DIRECTIONS => Search the data below for the word "彼は精錬" and copy each line that holds it.

___ MATERIAL PROVIDED ___

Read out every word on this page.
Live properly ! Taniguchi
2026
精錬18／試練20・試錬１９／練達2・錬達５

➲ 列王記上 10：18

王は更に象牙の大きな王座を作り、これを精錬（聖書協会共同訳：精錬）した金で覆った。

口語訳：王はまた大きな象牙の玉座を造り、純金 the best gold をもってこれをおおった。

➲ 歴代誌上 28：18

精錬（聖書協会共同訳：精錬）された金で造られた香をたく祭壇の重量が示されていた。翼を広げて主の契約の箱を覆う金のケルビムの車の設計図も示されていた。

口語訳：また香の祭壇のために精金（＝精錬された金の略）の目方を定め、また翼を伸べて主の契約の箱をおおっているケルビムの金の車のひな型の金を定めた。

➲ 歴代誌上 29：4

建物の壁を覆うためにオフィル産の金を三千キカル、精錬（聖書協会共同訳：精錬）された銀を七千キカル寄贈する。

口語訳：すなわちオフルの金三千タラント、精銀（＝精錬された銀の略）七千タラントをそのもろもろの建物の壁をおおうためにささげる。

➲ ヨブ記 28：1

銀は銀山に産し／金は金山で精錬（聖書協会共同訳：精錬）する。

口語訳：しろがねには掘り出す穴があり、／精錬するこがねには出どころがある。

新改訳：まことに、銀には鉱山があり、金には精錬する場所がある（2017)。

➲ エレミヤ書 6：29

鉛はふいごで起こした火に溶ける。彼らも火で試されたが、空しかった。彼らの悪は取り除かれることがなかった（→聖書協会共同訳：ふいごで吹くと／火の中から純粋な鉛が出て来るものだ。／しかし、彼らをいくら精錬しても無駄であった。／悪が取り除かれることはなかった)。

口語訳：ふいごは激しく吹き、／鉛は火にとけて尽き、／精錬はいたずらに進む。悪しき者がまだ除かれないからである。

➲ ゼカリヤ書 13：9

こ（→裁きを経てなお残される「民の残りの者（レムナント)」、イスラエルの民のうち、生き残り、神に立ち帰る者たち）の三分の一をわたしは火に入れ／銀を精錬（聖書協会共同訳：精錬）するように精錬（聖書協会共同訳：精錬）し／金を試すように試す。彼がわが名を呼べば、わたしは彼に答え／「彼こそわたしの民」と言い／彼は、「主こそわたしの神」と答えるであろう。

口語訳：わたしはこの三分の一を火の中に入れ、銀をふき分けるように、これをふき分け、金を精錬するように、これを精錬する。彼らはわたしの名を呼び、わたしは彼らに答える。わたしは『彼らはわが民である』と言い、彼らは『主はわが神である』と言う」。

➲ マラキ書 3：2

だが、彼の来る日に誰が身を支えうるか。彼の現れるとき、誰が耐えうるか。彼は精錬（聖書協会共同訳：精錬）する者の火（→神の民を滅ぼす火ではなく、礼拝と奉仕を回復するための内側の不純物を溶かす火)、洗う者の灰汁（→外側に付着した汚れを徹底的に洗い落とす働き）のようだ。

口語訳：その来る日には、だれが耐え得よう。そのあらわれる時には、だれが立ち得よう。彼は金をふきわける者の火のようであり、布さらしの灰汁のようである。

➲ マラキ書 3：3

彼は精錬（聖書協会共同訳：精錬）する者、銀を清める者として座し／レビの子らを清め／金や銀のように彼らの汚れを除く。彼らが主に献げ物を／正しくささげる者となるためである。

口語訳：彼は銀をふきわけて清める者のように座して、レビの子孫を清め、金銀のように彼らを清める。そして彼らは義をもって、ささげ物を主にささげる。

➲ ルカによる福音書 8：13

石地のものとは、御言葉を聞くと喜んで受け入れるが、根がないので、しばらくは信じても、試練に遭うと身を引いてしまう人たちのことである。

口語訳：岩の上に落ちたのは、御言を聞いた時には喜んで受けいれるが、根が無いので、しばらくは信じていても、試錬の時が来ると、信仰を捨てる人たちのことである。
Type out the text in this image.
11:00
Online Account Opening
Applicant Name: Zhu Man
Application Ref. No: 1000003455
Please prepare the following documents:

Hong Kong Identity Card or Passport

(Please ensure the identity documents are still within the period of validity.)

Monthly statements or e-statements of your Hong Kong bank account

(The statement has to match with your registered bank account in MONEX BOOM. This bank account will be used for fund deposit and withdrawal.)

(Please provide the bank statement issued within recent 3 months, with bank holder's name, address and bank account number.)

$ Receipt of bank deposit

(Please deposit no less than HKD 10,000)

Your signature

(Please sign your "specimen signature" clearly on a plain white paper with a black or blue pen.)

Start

___

THE SOLUTION =>
だが、彼の来る日に誰が身を支えうるか。彼の現れるとき、誰が耐えうるか。彼は精錬（聖書協会共同訳：精錬）する者の火（→神の民を滅ぼす火ではなく、礼拝と奉仕を回復するための内側の不純物を溶かす火)、洗う者の灰汁（→外側に付着した汚れを徹底的に洗い落とす働き）のようだ。
彼は精錬（聖書協会共同訳：精錬）する者、銀を清める者として座し／レビの子らを清め／金や銀のように彼らの汚れを除く。彼らが主に献げ物を／正しくささげる者となるためである。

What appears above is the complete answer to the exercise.